WHAT YOU ARE ASKED TO DO:
Using the material below, work out how many lines contain the word "filing". Reply with the number and nothing more.

Entries from a dataset:
------------------------------------

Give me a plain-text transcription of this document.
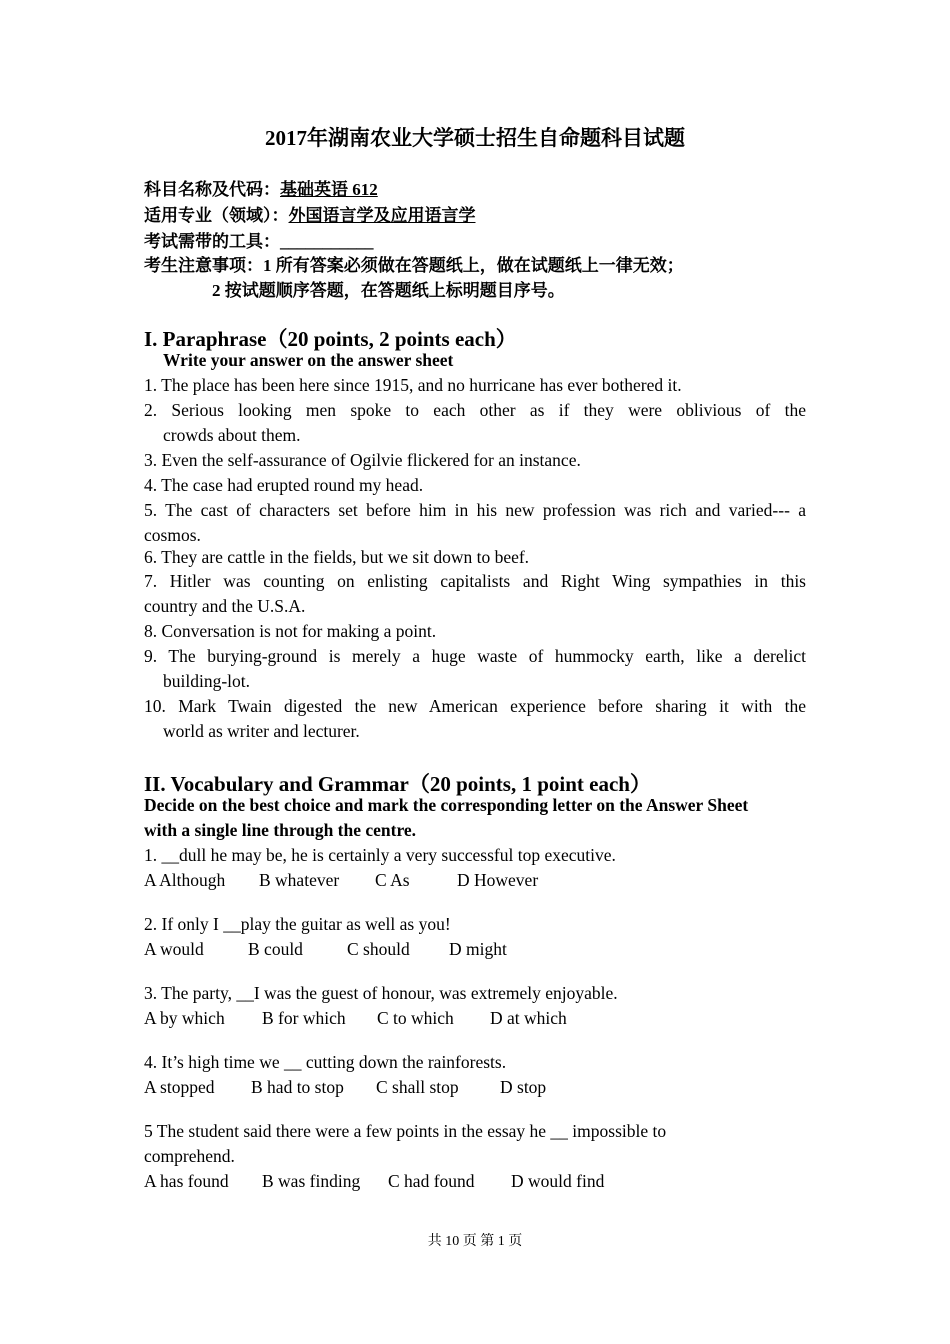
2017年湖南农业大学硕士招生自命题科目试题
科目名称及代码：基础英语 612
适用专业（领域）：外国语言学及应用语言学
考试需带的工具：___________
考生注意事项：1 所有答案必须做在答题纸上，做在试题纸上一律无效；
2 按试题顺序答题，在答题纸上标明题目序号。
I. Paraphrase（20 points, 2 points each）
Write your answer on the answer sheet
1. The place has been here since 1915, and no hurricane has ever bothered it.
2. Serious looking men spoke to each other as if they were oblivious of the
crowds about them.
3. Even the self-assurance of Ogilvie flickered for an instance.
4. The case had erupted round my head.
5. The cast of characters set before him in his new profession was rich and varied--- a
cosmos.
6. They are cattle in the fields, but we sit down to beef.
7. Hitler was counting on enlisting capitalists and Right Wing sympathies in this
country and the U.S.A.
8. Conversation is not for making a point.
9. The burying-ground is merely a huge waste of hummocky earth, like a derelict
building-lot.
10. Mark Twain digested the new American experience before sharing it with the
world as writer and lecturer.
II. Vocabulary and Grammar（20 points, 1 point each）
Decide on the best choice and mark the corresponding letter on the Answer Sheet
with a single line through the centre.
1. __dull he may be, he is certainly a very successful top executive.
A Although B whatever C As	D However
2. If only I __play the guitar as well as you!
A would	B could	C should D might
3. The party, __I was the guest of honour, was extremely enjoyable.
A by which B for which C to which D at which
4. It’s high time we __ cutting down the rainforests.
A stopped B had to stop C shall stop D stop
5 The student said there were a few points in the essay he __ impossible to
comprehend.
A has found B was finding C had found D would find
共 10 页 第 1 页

------------------------------------

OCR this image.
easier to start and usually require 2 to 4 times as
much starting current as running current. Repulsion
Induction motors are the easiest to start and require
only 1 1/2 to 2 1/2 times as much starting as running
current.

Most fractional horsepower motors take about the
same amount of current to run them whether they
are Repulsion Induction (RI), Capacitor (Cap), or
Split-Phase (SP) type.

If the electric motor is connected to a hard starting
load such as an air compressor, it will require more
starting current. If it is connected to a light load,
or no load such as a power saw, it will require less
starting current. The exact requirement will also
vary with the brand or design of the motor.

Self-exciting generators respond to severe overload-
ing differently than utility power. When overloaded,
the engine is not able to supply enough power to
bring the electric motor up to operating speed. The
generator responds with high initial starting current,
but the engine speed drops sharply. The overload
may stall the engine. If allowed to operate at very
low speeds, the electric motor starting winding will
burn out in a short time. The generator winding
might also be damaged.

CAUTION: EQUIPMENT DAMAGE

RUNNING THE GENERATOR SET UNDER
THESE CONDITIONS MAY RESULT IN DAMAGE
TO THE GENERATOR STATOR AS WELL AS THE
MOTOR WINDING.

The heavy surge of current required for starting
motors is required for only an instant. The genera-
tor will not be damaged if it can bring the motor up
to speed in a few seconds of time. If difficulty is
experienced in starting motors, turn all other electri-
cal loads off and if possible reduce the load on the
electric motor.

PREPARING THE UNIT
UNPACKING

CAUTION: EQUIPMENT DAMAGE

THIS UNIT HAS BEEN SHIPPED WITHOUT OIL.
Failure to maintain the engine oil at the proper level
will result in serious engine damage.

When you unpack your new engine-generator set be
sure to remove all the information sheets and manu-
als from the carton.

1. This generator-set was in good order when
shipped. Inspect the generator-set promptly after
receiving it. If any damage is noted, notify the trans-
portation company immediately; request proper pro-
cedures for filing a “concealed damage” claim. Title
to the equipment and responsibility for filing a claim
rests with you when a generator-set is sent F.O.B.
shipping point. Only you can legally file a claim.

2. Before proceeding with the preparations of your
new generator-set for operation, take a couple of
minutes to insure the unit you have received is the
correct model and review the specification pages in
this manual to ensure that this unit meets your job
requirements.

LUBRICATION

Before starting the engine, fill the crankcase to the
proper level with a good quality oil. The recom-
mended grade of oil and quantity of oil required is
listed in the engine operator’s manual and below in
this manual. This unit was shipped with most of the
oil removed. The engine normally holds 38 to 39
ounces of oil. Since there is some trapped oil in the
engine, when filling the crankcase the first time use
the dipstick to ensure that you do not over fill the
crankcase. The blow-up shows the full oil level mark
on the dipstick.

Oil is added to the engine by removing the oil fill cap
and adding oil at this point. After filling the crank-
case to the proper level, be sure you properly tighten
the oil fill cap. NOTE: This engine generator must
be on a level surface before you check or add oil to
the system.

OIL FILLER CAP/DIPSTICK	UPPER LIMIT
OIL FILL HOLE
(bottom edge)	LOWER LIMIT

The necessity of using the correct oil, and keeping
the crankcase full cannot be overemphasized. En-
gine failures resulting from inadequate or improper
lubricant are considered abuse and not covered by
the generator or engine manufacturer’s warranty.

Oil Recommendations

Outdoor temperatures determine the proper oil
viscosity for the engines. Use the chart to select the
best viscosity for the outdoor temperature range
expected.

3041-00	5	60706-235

------------------------------------

EXERCISE ANSWER:
2